◆ **Your task**
Copy out each line of the listing that has the word "Table" in it.

◆ **Supplied records**
============================================================

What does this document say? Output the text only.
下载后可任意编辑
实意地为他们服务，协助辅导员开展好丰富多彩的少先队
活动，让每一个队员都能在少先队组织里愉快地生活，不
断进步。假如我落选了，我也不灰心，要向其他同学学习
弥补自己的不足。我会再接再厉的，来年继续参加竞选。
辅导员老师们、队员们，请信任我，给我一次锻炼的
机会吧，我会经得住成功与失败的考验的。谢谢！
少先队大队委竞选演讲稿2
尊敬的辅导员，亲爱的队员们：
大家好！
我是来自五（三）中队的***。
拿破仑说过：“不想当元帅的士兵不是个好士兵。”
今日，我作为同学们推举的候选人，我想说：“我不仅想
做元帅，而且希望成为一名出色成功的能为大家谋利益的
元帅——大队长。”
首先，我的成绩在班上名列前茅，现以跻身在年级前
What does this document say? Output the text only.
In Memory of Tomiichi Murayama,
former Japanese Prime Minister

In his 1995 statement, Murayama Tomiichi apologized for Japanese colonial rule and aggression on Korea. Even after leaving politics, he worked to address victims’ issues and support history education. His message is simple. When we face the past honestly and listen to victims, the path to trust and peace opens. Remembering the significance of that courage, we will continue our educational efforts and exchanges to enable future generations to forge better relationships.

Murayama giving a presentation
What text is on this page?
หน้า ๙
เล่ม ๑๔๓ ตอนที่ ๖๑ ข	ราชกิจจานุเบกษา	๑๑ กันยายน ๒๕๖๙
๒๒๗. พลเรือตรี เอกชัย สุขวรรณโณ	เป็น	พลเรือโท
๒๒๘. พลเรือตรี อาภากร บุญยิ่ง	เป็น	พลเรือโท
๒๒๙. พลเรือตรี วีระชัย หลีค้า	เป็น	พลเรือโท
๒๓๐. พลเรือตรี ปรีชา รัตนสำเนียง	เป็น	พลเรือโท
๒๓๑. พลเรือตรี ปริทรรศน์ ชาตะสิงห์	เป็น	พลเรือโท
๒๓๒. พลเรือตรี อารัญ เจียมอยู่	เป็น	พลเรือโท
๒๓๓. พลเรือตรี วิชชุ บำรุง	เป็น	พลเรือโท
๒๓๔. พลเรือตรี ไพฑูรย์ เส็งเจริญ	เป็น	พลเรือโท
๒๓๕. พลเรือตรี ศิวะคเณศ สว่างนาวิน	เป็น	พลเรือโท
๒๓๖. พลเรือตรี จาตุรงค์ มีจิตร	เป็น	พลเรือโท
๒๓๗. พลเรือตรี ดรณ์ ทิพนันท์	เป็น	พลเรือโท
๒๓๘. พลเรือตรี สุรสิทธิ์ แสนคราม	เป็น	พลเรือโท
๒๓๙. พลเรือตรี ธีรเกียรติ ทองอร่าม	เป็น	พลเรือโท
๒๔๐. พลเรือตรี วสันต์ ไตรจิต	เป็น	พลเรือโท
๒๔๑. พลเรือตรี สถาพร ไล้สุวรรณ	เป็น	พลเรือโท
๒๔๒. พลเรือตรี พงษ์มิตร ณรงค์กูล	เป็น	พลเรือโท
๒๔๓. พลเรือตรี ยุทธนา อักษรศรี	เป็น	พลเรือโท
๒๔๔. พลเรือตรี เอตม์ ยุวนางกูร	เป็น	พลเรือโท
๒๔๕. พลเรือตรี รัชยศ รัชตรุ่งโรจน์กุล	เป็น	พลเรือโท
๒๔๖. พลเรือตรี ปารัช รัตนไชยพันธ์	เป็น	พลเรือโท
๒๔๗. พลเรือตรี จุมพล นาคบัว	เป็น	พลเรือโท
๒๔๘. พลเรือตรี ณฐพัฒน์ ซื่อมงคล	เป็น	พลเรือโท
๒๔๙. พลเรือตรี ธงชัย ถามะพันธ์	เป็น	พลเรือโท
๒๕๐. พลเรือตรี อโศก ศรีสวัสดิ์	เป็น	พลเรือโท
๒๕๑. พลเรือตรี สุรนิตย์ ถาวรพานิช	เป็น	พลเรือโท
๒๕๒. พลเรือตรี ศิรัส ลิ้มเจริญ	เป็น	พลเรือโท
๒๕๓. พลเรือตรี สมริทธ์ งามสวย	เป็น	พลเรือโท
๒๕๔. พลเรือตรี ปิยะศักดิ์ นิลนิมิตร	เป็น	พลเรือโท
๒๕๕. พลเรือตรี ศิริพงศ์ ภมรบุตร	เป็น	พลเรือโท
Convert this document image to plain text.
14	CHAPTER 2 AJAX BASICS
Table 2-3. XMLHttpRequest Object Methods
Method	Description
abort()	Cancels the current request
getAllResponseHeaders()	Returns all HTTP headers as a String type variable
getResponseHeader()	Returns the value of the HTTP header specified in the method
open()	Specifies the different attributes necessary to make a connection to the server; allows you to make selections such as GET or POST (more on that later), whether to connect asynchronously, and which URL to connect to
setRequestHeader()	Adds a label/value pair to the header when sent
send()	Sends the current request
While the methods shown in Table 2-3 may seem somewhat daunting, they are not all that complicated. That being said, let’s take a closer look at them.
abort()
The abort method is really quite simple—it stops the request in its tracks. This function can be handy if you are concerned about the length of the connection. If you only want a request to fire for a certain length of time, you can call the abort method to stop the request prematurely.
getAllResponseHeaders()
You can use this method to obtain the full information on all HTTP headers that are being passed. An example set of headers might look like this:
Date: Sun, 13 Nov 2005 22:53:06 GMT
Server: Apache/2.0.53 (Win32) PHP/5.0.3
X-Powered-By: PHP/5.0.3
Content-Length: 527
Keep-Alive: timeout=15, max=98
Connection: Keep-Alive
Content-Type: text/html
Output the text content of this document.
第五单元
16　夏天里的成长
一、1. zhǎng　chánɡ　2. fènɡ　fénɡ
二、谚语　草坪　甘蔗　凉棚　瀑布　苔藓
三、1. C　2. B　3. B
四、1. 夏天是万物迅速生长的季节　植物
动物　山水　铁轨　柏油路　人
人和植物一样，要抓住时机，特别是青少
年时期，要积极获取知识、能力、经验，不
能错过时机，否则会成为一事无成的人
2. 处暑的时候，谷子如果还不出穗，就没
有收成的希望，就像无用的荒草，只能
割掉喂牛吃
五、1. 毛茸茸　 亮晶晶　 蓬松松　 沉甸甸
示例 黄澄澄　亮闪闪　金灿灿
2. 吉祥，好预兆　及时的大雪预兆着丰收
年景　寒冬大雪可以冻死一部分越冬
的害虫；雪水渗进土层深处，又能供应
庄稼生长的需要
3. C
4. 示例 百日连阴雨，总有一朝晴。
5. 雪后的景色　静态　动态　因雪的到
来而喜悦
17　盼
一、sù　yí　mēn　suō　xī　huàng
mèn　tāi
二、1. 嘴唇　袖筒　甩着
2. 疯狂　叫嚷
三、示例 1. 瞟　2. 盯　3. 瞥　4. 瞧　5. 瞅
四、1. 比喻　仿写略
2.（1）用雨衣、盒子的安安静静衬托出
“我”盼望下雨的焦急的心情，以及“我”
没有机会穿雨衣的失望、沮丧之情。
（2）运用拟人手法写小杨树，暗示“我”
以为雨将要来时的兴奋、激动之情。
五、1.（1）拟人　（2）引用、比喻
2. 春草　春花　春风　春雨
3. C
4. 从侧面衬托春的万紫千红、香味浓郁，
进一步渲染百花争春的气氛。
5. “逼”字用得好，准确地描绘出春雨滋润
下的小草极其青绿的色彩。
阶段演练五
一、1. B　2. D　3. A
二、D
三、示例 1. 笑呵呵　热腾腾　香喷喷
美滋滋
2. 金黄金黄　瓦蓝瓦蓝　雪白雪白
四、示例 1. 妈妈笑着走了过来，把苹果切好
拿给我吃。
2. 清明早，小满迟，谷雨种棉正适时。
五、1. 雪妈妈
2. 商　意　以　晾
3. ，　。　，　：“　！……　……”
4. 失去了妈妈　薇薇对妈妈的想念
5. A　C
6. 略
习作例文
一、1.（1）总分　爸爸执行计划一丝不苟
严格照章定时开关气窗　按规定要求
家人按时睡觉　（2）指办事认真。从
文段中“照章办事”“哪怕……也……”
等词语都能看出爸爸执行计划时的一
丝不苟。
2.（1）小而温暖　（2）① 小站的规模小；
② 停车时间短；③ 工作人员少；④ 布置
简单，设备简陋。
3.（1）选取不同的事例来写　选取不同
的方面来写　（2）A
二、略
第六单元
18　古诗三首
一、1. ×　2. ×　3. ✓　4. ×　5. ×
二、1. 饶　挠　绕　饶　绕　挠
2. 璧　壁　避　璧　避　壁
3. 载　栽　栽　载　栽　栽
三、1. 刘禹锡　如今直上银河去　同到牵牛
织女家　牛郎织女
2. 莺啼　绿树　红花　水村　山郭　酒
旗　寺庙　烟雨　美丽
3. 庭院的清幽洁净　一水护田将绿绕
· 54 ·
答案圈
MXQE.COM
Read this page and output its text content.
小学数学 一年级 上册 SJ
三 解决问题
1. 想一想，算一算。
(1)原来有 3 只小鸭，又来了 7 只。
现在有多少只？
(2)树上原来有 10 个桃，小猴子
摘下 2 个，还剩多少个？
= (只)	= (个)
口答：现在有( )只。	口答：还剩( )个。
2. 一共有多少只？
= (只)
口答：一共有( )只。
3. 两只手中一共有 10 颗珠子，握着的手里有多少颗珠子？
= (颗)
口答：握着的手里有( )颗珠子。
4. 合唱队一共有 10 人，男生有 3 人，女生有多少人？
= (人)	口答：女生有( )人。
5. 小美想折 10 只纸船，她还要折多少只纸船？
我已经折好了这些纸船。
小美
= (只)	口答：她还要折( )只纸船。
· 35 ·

============================================================

◆ **Response to this exercise**
Table 2-3. XMLHttpRequest Object Methods
While the methods shown in Table 2-3 may seem somewhat daunting, they are not all that complicated. That being said, let’s take a closer look at them.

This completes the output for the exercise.